● **WRITTEN PROBLEM**
Copy every line of the listing that holds the string "scores".

begin ENTRIES PROVIDED

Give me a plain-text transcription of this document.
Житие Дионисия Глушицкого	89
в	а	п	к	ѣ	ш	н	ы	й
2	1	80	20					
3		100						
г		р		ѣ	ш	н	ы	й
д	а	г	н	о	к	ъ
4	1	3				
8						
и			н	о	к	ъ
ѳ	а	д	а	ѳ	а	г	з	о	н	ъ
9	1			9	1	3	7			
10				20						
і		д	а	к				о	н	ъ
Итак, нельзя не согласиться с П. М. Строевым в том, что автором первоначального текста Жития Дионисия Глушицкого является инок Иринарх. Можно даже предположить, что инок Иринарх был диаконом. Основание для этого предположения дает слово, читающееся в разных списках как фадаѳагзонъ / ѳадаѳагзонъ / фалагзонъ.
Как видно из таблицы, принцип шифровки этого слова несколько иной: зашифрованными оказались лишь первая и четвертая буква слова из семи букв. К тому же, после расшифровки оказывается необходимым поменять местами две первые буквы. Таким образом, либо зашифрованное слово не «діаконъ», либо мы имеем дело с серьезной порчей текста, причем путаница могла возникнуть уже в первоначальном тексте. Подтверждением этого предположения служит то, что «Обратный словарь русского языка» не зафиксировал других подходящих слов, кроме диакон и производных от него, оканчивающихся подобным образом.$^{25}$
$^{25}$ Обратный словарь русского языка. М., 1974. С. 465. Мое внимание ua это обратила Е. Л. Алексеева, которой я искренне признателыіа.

end ENTRIES PROVIDED
begin ENTRIES PROVIDED

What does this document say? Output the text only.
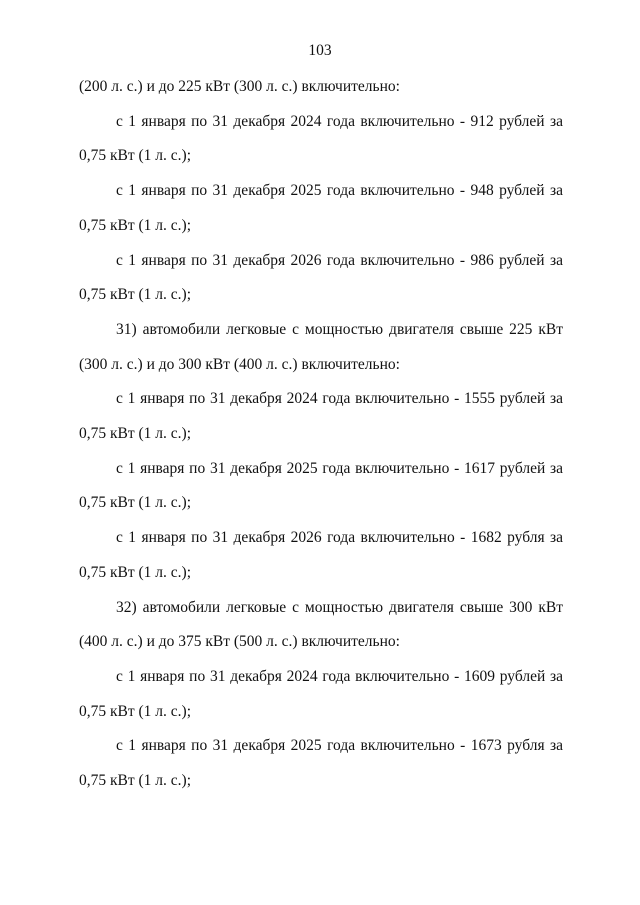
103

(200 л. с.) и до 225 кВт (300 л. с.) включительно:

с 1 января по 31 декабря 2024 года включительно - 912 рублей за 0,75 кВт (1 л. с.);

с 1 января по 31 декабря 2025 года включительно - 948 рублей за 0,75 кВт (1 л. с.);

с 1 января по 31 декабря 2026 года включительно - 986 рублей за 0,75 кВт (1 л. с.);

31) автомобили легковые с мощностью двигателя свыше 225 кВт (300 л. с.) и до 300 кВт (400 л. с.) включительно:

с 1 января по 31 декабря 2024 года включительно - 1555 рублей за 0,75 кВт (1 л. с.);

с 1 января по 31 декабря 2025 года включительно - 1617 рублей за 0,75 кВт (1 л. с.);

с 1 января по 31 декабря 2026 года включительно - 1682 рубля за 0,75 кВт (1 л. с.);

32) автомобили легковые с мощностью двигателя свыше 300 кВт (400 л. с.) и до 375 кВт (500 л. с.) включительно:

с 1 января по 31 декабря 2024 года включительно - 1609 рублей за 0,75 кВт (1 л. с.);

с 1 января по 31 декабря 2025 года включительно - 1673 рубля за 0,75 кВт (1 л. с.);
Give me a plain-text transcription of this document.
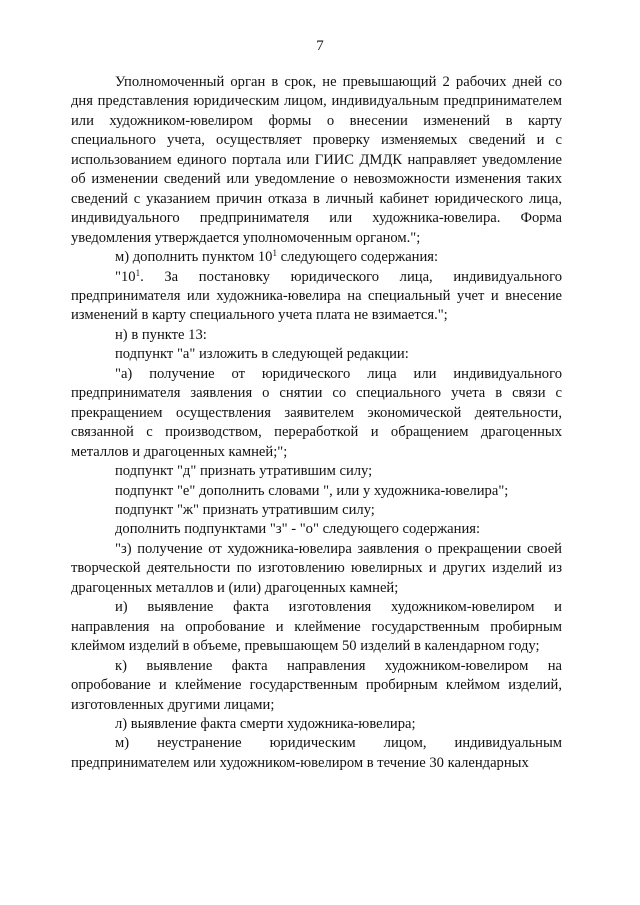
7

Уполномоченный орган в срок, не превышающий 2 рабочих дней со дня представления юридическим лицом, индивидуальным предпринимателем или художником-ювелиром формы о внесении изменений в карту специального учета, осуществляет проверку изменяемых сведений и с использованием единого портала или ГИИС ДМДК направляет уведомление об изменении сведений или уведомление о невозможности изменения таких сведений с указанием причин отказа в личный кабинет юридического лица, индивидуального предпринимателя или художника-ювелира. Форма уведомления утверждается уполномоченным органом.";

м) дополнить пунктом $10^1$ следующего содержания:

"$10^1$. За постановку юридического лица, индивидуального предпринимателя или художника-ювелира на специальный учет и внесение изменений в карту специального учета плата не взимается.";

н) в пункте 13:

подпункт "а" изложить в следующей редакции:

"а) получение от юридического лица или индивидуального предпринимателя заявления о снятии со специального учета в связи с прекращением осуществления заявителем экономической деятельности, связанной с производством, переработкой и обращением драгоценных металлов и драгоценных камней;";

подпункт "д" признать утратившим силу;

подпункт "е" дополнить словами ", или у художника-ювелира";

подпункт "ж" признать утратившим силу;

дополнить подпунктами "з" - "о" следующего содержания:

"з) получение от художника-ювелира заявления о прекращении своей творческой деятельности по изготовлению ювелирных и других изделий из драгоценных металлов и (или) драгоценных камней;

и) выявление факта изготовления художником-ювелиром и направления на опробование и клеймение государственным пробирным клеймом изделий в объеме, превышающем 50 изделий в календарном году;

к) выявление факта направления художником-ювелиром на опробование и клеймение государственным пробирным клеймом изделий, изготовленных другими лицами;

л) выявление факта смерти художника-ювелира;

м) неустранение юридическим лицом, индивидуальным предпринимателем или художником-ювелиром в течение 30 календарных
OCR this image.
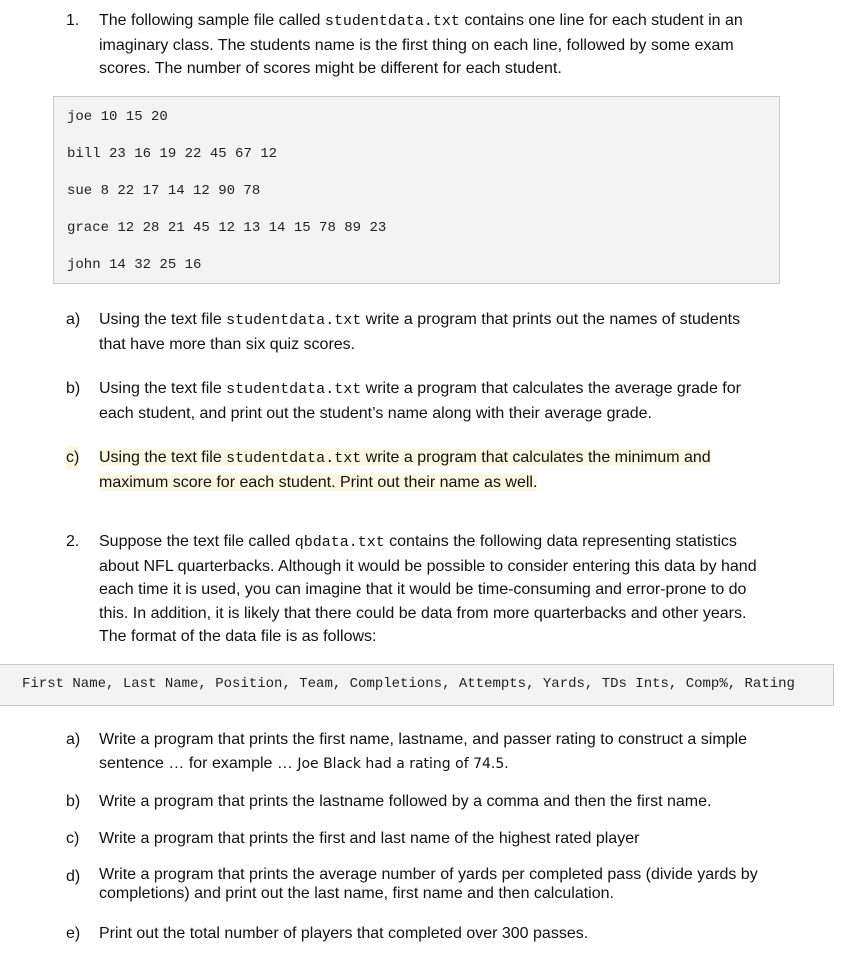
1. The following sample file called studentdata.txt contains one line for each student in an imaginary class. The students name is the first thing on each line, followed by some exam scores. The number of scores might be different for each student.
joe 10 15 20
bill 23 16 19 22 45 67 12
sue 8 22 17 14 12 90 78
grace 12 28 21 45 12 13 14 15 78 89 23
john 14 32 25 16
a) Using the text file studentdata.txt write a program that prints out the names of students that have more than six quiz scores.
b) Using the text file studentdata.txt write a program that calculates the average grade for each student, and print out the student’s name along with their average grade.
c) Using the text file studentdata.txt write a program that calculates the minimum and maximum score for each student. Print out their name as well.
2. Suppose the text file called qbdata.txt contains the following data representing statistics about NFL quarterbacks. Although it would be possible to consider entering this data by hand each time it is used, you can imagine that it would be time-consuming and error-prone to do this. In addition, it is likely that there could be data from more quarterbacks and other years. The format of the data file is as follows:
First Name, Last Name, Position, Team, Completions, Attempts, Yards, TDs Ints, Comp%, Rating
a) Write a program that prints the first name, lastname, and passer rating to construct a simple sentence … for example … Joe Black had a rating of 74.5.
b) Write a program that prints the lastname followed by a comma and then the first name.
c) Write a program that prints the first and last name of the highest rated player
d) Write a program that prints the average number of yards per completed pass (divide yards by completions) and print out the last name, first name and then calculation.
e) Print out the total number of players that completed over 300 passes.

end ENTRIES PROVIDED
begin ENTRIES PROVIDED

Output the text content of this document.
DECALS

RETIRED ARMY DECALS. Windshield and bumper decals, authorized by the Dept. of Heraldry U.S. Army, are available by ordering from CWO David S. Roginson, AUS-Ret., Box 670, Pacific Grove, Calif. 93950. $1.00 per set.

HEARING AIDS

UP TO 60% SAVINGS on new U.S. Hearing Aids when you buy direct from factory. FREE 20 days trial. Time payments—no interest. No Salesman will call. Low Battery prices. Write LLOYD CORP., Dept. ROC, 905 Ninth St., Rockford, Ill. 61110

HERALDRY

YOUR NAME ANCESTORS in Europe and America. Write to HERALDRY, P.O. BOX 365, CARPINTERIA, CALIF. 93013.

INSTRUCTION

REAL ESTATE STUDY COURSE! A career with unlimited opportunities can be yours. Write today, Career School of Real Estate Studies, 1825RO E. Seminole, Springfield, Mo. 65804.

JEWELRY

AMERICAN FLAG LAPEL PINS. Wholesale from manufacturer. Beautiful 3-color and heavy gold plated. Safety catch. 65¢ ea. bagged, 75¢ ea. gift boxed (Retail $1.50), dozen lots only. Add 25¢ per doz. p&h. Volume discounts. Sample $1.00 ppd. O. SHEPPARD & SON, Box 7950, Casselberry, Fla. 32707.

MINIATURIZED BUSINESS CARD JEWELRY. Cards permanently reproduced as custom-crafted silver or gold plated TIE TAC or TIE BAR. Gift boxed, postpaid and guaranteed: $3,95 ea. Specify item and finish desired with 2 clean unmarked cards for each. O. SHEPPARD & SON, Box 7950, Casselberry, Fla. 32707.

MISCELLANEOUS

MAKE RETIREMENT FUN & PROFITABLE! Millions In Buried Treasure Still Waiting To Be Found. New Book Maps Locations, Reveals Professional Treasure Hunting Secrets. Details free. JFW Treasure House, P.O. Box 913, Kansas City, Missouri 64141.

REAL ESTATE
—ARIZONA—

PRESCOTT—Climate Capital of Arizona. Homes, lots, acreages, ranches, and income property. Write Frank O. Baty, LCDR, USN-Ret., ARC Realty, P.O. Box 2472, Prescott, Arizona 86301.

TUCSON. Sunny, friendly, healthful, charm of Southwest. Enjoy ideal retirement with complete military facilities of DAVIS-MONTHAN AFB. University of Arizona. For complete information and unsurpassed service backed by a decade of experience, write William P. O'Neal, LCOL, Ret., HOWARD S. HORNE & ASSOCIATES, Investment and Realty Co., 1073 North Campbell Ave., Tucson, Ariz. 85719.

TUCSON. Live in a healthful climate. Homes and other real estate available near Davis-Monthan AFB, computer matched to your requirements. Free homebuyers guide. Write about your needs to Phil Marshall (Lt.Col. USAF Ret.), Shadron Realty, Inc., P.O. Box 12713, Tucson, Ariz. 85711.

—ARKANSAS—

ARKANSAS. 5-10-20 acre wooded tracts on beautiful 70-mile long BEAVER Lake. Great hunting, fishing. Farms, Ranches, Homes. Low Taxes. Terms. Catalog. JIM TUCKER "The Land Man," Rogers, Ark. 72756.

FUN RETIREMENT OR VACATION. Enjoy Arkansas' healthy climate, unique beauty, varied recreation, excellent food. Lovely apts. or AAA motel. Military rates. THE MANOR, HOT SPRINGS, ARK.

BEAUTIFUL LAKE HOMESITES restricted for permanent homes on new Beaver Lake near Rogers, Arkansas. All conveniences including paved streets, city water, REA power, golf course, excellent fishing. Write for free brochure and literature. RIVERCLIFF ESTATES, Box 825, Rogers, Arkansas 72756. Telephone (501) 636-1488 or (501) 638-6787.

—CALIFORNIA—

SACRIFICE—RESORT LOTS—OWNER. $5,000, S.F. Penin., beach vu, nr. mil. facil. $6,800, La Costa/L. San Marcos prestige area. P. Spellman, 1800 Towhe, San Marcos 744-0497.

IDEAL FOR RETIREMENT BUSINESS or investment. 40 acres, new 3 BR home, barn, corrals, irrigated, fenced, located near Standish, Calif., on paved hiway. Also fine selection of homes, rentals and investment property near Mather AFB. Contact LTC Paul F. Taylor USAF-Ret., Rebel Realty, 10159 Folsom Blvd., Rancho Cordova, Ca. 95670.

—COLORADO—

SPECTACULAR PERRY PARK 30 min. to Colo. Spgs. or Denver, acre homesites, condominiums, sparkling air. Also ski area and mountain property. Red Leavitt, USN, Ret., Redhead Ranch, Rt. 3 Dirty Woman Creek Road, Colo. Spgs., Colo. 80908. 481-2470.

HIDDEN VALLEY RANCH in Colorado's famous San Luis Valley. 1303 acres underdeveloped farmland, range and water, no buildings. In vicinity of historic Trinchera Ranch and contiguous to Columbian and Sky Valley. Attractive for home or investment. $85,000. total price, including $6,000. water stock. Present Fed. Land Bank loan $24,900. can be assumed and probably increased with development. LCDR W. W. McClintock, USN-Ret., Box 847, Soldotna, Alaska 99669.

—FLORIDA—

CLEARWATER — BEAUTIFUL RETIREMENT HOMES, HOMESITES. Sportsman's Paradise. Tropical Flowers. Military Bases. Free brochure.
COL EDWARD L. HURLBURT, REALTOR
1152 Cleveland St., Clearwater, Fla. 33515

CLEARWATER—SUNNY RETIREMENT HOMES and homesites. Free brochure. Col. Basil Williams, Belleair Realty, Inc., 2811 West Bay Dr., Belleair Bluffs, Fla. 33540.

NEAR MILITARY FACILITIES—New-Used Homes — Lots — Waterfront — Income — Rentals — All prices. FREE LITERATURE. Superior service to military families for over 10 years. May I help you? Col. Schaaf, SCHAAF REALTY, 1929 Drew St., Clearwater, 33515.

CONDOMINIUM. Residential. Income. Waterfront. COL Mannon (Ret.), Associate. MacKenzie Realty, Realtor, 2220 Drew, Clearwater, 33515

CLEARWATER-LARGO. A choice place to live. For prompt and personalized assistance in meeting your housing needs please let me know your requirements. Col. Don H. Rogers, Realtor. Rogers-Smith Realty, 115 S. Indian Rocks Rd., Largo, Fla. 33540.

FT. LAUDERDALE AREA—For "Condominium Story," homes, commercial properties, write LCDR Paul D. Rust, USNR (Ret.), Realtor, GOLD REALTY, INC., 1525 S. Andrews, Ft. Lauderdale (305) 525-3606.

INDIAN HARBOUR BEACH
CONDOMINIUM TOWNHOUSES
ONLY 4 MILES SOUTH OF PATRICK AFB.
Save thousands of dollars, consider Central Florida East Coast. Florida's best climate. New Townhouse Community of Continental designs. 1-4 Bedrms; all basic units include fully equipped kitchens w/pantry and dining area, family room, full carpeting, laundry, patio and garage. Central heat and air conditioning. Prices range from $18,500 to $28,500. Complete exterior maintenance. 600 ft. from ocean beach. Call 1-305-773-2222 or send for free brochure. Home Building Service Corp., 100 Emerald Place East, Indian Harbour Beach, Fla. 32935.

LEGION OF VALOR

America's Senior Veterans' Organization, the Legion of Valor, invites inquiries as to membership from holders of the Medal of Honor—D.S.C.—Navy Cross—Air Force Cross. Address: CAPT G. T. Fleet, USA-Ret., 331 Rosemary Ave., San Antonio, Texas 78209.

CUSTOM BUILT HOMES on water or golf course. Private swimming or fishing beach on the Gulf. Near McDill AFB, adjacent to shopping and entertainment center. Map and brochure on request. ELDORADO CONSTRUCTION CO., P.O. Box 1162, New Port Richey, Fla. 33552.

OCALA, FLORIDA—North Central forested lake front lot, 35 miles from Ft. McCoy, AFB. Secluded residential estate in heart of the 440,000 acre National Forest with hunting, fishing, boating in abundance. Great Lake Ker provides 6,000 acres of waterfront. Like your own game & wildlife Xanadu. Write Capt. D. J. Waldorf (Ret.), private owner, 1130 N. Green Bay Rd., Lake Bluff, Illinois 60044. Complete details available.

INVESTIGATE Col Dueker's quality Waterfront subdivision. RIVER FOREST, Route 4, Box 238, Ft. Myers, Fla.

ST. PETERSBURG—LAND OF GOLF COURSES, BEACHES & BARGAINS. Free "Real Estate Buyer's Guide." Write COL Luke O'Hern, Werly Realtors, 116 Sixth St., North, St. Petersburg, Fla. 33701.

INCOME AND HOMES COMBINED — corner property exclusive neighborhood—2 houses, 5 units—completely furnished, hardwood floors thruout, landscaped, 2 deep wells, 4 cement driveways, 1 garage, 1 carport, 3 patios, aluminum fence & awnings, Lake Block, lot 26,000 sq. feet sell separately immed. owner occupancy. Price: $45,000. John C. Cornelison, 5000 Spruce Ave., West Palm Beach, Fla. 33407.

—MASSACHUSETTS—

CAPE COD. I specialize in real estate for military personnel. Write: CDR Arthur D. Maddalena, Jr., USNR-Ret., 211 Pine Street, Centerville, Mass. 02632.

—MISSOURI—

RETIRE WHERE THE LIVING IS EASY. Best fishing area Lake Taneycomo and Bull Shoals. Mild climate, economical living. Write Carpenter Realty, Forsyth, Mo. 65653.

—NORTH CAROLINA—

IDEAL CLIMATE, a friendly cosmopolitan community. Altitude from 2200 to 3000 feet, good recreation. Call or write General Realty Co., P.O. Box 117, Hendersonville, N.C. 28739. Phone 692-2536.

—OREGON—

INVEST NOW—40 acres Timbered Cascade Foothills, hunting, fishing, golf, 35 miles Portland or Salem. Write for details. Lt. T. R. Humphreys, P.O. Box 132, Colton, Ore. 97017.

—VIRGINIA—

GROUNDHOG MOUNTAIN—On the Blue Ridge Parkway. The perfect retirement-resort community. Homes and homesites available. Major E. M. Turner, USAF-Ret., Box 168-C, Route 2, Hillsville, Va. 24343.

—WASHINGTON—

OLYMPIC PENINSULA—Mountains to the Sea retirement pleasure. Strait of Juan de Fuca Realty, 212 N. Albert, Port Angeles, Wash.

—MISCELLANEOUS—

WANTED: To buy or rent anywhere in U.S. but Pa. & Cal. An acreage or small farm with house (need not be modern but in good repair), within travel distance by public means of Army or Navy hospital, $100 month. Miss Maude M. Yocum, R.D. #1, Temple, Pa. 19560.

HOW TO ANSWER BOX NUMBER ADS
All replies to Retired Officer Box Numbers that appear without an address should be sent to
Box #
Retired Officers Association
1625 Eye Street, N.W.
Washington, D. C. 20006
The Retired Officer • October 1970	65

end ENTRIES PROVIDED

● **RESULT**
1. The following sample file called studentdata.txt contains one line for each student in an imaginary class. The students name is the first thing on each line, followed by some exam scores. The number of scores might be different for each student.
a) Using the text file studentdata.txt write a program that prints out the names of students that have more than six quiz scores.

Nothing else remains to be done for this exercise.